## Dataset records
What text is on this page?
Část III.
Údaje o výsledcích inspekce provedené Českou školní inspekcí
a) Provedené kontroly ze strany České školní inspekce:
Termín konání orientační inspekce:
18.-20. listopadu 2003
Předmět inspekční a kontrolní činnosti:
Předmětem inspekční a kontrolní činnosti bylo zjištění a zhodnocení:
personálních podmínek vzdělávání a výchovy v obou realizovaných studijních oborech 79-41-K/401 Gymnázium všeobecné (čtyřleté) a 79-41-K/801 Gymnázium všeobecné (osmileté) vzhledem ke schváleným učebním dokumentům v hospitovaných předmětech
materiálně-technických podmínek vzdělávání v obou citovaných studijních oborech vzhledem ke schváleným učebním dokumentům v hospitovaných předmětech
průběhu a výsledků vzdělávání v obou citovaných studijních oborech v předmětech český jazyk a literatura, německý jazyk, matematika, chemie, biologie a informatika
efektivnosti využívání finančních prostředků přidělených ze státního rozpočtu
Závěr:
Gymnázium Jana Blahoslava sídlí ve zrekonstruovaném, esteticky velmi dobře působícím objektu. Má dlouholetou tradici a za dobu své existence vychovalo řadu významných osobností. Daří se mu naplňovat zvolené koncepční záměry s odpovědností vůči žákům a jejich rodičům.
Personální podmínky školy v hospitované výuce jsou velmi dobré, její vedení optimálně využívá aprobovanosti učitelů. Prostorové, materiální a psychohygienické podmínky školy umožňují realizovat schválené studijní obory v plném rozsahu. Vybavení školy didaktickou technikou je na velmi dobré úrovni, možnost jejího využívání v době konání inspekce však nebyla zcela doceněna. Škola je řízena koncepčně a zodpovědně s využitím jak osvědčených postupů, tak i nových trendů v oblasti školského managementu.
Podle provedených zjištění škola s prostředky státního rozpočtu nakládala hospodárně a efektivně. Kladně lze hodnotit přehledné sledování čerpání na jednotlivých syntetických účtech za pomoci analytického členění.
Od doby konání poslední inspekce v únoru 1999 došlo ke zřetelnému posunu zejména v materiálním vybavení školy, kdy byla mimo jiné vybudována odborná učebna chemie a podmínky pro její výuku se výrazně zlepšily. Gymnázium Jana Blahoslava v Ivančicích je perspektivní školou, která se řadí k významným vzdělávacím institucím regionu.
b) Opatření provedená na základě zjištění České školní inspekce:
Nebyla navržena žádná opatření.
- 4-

## EXERCISE OBJECTIVE
Every line above should be retyped exactly as given.

## TASK ANSWER
What text is on this page?
Část III.
Údaje o výsledcích inspekce provedené Českou školní inspekcí
a) Provedené kontroly ze strany České školní inspekce:
Termín konání orientační inspekce:
18.-20. listopadu 2003
Předmět inspekční a kontrolní činnosti:
Předmětem inspekční a kontrolní činnosti bylo zjištění a zhodnocení:
personálních podmínek vzdělávání a výchovy v obou realizovaných studijních oborech 79-41-K/401 Gymnázium všeobecné (čtyřleté) a 79-41-K/801 Gymnázium všeobecné (osmileté) vzhledem ke schváleným učebním dokumentům v hospitovaných předmětech
materiálně-technických podmínek vzdělávání v obou citovaných studijních oborech vzhledem ke schváleným učebním dokumentům v hospitovaných předmětech
průběhu a výsledků vzdělávání v obou citovaných studijních oborech v předmětech český jazyk a literatura, německý jazyk, matematika, chemie, biologie a informatika
efektivnosti využívání finančních prostředků přidělených ze státního rozpočtu
Závěr:
Gymnázium Jana Blahoslava sídlí ve zrekonstruovaném, esteticky velmi dobře působícím objektu. Má dlouholetou tradici a za dobu své existence vychovalo řadu významných osobností. Daří se mu naplňovat zvolené koncepční záměry s odpovědností vůči žákům a jejich rodičům.
Personální podmínky školy v hospitované výuce jsou velmi dobré, její vedení optimálně využívá aprobovanosti učitelů. Prostorové, materiální a psychohygienické podmínky školy umožňují realizovat schválené studijní obory v plném rozsahu. Vybavení školy didaktickou technikou je na velmi dobré úrovni, možnost jejího využívání v době konání inspekce však nebyla zcela doceněna. Škola je řízena koncepčně a zodpovědně s využitím jak osvědčených postupů, tak i nových trendů v oblasti školského managementu.
Podle provedených zjištění škola s prostředky státního rozpočtu nakládala hospodárně a efektivně. Kladně lze hodnotit přehledné sledování čerpání na jednotlivých syntetických účtech za pomoci analytického členění.
Od doby konání poslední inspekce v únoru 1999 došlo ke zřetelnému posunu zejména v materiálním vybavení školy, kdy byla mimo jiné vybudována odborná učebna chemie a podmínky pro její výuku se výrazně zlepšily. Gymnázium Jana Blahoslava v Ivančicích je perspektivní školou, která se řadí k významným vzdělávacím institucím regionu.
b) Opatření provedená na základě zjištění České školní inspekce:
Nebyla navržena žádná opatření.
- 4-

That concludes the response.